▶ _Records supplied_

•••••

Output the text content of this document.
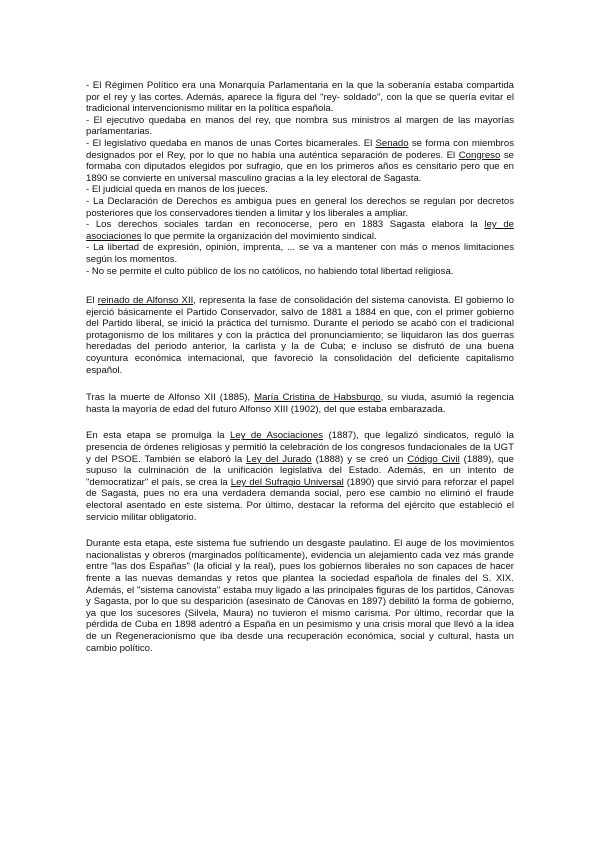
- El Régimen Político era una Monarquía Parlamentaria en la que la soberanía estaba compartida por el rey y las cortes. Además, aparece la figura del "rey- soldado", con la que se quería evitar el tradicional intervencionismo militar en la política española.

- El ejecutivo quedaba en manos del rey, que nombra sus ministros al margen de las mayorías parlamentarias.

- El legislativo quedaba en manos de unas Cortes bicamerales. El Senado se forma con miembros designados por el Rey, por lo que no había una auténtica separación de poderes. El Congreso se formaba con diputados elegidos por sufragio, que en los primeros años es censitario pero que en 1890 se convierte en universal masculino gracias a la ley electoral de Sagasta.

- El judicial queda en manos de los jueces.

- La Declaración de Derechos es ambigua pues en general los derechos se regulan por decretos posteriores que los conservadores tienden a limitar y los liberales a ampliar.

- Los derechos sociales tardan en reconocerse, pero en 1883 Sagasta elabora la ley de asociaciones lo que permite la organización del movimiento sindical.

- La libertad de expresión, opinión, imprenta, ... se va a mantener con más o menos limitaciones según los momentos.

- No se permite el culto público de los no católicos, no habiendo total libertad religiosa.

El reinado de Alfonso XII, representa la fase de consolidación del sistema canovista. El gobierno lo ejerció básicamente el Partido Conservador, salvo de 1881 a 1884 en que, con el primer gobierno del Partido liberal, se inició la práctica del turnismo. Durante el periodo se acabó con el tradicional protagonismo de los militares y con la práctica del pronunciamiento; se liquidaron las dos guerras heredadas del periodo anterior, la carlista y la de Cuba; e incluso se disfrutó de una buena coyuntura económica internacional, que favoreció la consolidación del deficiente capitalismo español.

Tras la muerte de Alfonso XII (1885), María Cristina de Habsburgo, su viuda, asumió la regencia hasta la mayoría de edad del futuro Alfonso XIII (1902), del que estaba embarazada.

En esta etapa se promulga la Ley de Asociaciones (1887), que legalizó sindicatos, reguló la presencia de órdenes religiosas y permitió la celebración de los congresos fundacionales de la UGT y del PSOE. También se elaboró la Ley del Jurado (1888) y se creó un Código Civil (1889), que supuso la culminación de la unificación legislativa del Estado. Además, en un intento de "democratizar" el país, se crea la Ley del Sufragio Universal (1890) que sirvió para reforzar el papel de Sagasta, pues no era una verdadera demanda social, pero ese cambio no eliminó el fraude electoral asentado en este sistema. Por último, destacar la reforma del ejército que estableció el servicio militar obligatorio.

Durante esta etapa, este sistema fue sufriendo un desgaste paulatino. El auge de los movimientos nacionalistas y obreros (marginados políticamente), evidencia un alejamiento cada vez más grande entre "las dos Españas" (la oficial y la real), pues los gobiernos liberales no son capaces de hacer frente a las nuevas demandas y retos que plantea la sociedad española de finales del S. XIX. Además, el "sistema canovista" estaba muy ligado a las principales figuras de los partidos, Cánovas y Sagasta, por lo que su desparición (asesinato de Cánovas en 1897) debilitó la forma de gobierno, ya que los sucesores (Silvela, Maura) no tuvieron el mismo carisma. Por último, recordar que la pérdida de Cuba en 1898 adentró a España en un pesimismo y una crisis moral que llevó a la idea de un Regeneracionismo que iba desde una recuperación económica, social y cultural, hasta un cambio político.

•••••

▶ _Task instructions_
Without the pictures, output the full listing exactly as it stands.

▶ _Output below_
Output the text content of this document.
- El Régimen Político era una Monarquía Parlamentaria en la que la soberanía estaba compartida por el rey y las cortes. Además, aparece la figura del "rey- soldado", con la que se quería evitar el tradicional intervencionismo militar en la política española.

- El ejecutivo quedaba en manos del rey, que nombra sus ministros al margen de las mayorías parlamentarias.

- El legislativo quedaba en manos de unas Cortes bicamerales. El Senado se forma con miembros designados por el Rey, por lo que no había una auténtica separación de poderes. El Congreso se formaba con diputados elegidos por sufragio, que en los primeros años es censitario pero que en 1890 se convierte en universal masculino gracias a la ley electoral de Sagasta.

- El judicial queda en manos de los jueces.

- La Declaración de Derechos es ambigua pues en general los derechos se regulan por decretos posteriores que los conservadores tienden a limitar y los liberales a ampliar.

- Los derechos sociales tardan en reconocerse, pero en 1883 Sagasta elabora la ley de asociaciones lo que permite la organización del movimiento sindical.

- La libertad de expresión, opinión, imprenta, ... se va a mantener con más o menos limitaciones según los momentos.

- No se permite el culto público de los no católicos, no habiendo total libertad religiosa.

El reinado de Alfonso XII, representa la fase de consolidación del sistema canovista. El gobierno lo ejerció básicamente el Partido Conservador, salvo de 1881 a 1884 en que, con el primer gobierno del Partido liberal, se inició la práctica del turnismo. Durante el periodo se acabó con el tradicional protagonismo de los militares y con la práctica del pronunciamiento; se liquidaron las dos guerras heredadas del periodo anterior, la carlista y la de Cuba; e incluso se disfrutó de una buena coyuntura económica internacional, que favoreció la consolidación del deficiente capitalismo español.

Tras la muerte de Alfonso XII (1885), María Cristina de Habsburgo, su viuda, asumió la regencia hasta la mayoría de edad del futuro Alfonso XIII (1902), del que estaba embarazada.

En esta etapa se promulga la Ley de Asociaciones (1887), que legalizó sindicatos, reguló la presencia de órdenes religiosas y permitió la celebración de los congresos fundacionales de la UGT y del PSOE. También se elaboró la Ley del Jurado (1888) y se creó un Código Civil (1889), que supuso la culminación de la unificación legislativa del Estado. Además, en un intento de "democratizar" el país, se crea la Ley del Sufragio Universal (1890) que sirvió para reforzar el papel de Sagasta, pues no era una verdadera demanda social, pero ese cambio no eliminó el fraude electoral asentado en este sistema. Por último, destacar la reforma del ejército que estableció el servicio militar obligatorio.

Durante esta etapa, este sistema fue sufriendo un desgaste paulatino. El auge de los movimientos nacionalistas y obreros (marginados políticamente), evidencia un alejamiento cada vez más grande entre "las dos Españas" (la oficial y la real), pues los gobiernos liberales no son capaces de hacer frente a las nuevas demandas y retos que plantea la sociedad española de finales del S. XIX. Además, el "sistema canovista" estaba muy ligado a las principales figuras de los partidos, Cánovas y Sagasta, por lo que su desparición (asesinato de Cánovas en 1897) debilitó la forma de gobierno, ya que los sucesores (Silvela, Maura) no tuvieron el mismo carisma. Por último, recordar que la pérdida de Cuba en 1898 adentró a España en un pesimismo y una crisis moral que llevó a la idea de un Regeneracionismo que iba desde una recuperación económica, social y cultural, hasta un cambio político.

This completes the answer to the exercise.